== WORK INSTRUCTIONS ==
Using the records that follow, copy every line containing the word "ylabel".

# START OF SUPPLIED RECORDS

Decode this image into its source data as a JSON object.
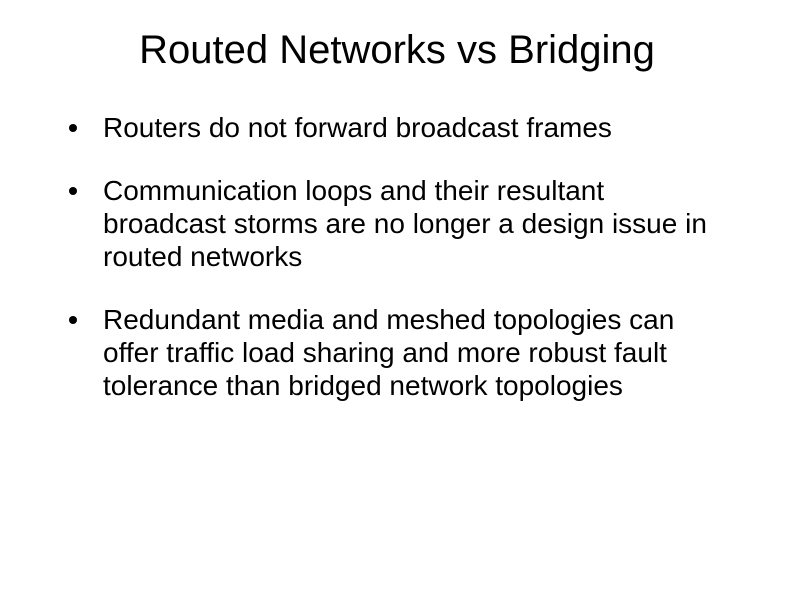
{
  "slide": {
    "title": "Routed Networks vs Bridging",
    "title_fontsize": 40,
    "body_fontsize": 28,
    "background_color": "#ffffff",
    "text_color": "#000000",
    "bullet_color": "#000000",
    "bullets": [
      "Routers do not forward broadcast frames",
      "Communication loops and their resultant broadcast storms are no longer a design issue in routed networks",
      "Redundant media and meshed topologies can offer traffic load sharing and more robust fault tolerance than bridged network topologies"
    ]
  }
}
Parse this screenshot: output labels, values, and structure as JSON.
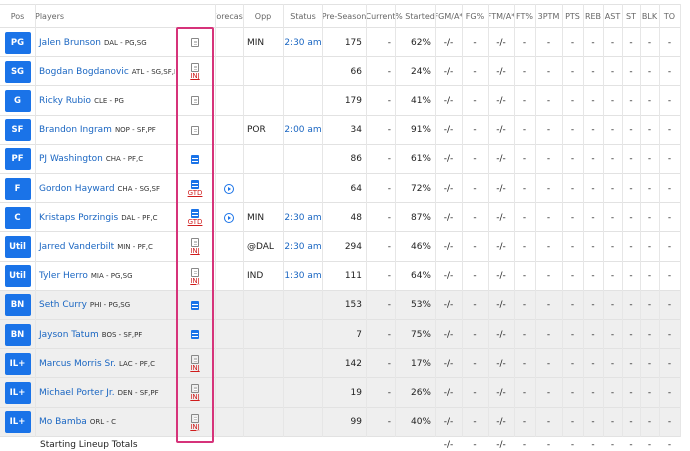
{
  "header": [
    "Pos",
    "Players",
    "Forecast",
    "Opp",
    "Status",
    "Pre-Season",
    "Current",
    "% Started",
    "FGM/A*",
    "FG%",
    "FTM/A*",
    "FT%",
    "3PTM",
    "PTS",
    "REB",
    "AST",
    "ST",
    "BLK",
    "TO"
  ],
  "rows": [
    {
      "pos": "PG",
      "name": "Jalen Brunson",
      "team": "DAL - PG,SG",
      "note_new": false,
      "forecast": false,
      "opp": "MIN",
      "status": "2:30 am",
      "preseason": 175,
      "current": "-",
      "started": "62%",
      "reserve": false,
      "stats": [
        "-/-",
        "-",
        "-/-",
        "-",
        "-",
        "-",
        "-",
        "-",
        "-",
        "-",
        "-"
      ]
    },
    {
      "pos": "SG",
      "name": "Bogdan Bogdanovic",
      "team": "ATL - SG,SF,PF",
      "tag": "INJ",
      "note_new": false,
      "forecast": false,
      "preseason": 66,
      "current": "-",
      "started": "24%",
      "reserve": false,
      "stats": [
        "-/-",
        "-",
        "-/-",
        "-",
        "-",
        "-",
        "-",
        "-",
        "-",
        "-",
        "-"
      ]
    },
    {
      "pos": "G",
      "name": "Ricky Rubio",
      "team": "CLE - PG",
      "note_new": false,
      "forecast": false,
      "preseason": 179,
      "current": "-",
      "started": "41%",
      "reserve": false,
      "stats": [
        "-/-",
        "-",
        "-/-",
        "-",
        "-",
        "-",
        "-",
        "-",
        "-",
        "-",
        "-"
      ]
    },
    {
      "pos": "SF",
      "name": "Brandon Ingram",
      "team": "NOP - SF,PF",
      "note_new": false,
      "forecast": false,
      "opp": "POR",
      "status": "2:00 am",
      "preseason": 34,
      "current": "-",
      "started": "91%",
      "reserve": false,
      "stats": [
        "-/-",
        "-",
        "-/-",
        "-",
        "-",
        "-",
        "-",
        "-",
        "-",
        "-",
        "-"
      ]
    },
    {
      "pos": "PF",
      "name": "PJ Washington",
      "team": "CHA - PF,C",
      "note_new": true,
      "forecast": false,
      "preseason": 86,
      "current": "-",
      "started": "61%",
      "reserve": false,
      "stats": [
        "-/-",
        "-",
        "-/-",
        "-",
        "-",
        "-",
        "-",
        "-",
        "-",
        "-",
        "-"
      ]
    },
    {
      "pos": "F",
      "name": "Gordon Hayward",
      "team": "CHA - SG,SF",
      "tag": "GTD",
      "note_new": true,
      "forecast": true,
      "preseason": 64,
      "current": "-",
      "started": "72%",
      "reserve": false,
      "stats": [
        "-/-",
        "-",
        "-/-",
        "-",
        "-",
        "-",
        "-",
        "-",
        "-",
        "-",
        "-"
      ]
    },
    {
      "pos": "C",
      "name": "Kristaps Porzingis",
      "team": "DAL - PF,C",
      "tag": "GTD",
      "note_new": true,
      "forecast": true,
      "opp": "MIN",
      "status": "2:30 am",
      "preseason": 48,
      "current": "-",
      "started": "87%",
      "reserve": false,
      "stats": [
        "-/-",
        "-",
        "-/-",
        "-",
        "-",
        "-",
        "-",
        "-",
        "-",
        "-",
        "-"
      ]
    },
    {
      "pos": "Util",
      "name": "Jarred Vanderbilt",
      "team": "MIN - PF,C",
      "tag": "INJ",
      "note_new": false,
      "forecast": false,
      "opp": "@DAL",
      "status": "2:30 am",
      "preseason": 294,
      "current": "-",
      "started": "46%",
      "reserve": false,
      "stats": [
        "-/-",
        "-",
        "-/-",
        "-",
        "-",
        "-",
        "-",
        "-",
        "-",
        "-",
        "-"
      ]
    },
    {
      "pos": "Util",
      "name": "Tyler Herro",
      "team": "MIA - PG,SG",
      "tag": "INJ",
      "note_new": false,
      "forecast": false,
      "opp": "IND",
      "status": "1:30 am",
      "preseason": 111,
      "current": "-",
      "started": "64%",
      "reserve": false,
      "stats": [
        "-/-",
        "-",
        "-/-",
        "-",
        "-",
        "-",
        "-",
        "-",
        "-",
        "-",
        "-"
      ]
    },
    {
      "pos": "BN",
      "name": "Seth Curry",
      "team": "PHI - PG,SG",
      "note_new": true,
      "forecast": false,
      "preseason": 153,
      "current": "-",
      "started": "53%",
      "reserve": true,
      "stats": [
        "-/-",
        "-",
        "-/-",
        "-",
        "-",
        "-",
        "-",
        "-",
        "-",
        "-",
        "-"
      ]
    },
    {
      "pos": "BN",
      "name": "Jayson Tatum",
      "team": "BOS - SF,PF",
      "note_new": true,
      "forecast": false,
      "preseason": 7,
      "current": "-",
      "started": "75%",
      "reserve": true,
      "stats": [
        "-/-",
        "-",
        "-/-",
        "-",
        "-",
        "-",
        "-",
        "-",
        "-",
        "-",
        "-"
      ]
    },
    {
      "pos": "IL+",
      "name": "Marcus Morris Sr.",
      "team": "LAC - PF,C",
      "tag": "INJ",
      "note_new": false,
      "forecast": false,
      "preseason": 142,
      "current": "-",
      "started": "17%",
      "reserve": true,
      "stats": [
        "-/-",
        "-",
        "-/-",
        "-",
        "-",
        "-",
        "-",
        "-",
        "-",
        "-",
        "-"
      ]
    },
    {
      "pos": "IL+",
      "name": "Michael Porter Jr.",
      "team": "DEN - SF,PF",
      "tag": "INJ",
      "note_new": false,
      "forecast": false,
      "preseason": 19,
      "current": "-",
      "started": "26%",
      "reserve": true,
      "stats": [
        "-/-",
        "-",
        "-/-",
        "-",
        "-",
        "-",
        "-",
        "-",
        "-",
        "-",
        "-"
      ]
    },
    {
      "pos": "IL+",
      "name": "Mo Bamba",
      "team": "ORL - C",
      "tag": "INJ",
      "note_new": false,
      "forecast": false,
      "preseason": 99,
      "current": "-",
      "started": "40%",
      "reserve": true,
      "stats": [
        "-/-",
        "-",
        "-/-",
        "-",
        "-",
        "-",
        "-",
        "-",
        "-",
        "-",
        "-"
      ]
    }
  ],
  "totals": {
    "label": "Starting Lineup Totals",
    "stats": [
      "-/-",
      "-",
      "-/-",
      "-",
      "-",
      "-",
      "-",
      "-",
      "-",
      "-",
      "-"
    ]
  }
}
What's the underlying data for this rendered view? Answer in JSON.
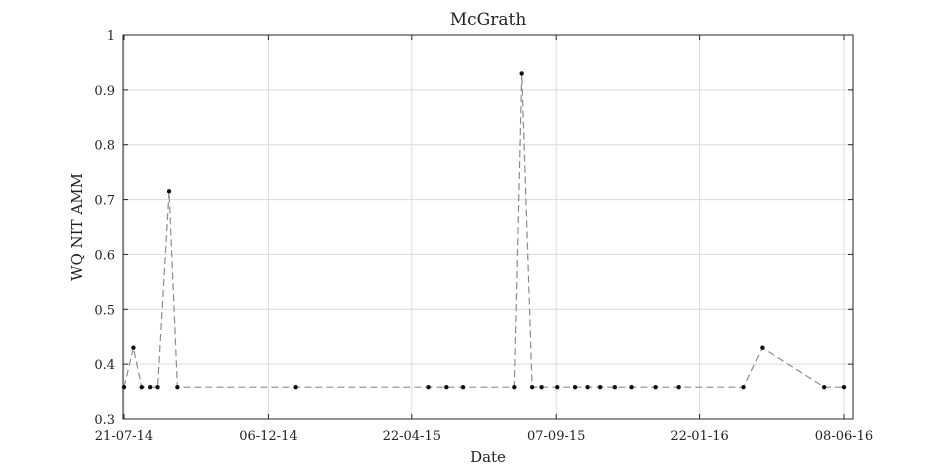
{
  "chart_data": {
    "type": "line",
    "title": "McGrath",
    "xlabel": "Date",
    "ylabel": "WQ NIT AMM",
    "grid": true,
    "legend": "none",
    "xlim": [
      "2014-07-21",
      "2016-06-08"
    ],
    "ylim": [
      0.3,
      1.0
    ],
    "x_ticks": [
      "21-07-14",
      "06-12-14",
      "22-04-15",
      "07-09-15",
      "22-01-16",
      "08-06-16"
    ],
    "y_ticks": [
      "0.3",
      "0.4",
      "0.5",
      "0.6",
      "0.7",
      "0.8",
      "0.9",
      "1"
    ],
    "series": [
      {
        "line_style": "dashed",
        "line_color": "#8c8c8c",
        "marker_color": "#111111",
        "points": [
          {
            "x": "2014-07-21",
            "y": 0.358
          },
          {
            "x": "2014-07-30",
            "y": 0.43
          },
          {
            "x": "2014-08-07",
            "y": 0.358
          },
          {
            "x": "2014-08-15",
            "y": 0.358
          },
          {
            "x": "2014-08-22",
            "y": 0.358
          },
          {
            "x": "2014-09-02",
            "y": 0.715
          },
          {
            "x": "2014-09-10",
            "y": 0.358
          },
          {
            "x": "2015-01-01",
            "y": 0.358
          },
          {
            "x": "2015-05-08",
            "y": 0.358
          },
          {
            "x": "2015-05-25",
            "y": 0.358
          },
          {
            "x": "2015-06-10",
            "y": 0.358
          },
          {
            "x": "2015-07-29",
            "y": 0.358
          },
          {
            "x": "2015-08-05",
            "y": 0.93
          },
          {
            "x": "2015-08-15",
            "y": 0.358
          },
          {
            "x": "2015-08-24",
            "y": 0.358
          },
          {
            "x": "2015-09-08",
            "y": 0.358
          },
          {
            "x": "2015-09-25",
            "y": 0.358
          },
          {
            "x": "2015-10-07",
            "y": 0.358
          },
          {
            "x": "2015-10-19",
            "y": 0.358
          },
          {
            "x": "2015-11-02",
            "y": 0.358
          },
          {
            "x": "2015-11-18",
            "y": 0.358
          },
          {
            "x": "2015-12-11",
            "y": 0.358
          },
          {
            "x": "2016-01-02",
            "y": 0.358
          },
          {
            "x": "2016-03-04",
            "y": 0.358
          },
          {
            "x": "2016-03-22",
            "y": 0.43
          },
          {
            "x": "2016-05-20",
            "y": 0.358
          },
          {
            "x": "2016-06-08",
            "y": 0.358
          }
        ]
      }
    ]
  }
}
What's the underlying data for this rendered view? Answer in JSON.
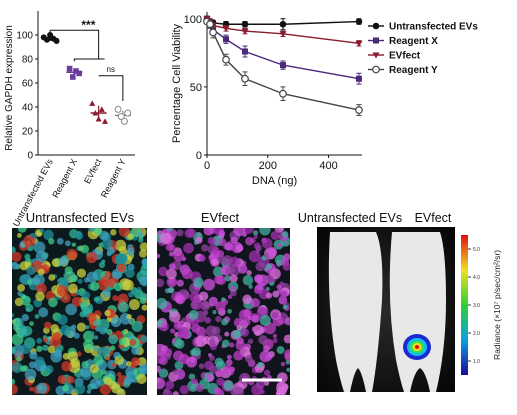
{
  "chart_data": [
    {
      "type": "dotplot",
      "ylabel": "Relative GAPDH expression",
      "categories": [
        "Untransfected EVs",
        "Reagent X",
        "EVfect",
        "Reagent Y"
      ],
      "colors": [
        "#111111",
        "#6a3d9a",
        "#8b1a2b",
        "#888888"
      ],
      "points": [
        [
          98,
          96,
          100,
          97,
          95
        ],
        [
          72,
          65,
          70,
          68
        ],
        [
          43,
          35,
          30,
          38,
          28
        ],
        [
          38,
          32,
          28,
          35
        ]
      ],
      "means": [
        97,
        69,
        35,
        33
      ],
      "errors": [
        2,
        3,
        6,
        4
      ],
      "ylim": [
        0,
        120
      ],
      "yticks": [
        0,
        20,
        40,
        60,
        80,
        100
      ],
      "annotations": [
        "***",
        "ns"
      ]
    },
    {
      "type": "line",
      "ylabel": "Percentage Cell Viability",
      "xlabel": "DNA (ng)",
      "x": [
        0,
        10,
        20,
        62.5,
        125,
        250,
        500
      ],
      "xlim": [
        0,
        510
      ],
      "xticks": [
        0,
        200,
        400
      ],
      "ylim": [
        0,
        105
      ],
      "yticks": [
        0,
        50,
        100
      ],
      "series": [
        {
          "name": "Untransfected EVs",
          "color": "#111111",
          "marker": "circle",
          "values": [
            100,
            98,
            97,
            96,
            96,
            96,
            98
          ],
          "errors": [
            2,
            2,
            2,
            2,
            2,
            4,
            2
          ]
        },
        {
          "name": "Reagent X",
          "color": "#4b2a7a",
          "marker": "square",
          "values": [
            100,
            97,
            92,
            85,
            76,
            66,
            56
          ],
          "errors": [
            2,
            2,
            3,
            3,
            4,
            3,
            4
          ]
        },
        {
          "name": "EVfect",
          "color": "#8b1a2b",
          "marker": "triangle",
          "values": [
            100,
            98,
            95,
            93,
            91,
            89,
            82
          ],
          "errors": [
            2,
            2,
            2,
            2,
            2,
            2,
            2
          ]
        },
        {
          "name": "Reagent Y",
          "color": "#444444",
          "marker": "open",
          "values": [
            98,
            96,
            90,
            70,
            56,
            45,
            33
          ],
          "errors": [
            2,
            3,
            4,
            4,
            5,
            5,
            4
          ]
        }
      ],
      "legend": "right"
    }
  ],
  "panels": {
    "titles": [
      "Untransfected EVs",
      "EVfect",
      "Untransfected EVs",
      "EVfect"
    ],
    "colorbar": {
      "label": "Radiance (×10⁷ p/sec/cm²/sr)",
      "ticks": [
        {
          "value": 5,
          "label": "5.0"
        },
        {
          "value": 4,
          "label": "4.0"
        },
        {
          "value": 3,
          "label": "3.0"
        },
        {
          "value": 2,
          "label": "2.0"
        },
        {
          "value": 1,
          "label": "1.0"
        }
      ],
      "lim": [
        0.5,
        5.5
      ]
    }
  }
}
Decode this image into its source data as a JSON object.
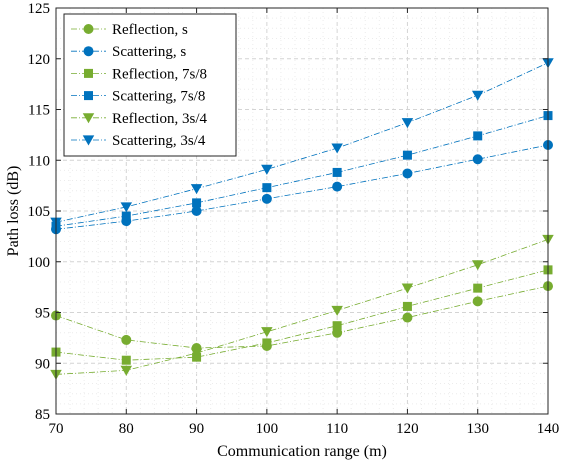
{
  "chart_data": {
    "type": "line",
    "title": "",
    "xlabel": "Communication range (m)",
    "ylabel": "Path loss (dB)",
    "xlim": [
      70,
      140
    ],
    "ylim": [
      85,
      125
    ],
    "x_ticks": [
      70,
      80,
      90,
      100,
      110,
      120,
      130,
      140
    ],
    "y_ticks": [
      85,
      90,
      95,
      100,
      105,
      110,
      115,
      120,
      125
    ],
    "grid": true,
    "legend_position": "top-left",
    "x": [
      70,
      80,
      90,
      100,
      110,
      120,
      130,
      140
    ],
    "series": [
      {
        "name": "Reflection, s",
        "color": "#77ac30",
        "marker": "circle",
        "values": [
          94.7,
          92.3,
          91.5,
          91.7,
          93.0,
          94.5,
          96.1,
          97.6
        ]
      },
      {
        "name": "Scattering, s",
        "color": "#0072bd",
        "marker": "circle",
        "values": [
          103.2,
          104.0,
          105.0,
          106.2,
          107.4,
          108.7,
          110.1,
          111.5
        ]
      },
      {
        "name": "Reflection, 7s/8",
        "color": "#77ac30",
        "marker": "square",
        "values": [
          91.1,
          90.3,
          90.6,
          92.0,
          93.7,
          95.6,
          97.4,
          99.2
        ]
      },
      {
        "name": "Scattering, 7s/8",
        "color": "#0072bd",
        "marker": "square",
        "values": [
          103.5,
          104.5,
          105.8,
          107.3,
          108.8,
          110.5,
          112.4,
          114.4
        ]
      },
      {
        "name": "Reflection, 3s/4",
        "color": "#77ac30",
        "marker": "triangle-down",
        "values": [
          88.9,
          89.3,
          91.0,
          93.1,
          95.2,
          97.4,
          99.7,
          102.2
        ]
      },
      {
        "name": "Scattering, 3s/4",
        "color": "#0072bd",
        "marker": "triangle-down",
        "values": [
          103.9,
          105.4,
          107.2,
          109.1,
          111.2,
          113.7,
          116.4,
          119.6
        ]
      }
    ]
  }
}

# END OF SUPPLIED RECORDS

== THE REPLY ==
    "ylabel": "WQ NIT AMM",
      "ylabel": "Relative GAPDH expression",
      "ylabel": "Percentage Cell Viability",
    "ylabel": "Path loss (dB)",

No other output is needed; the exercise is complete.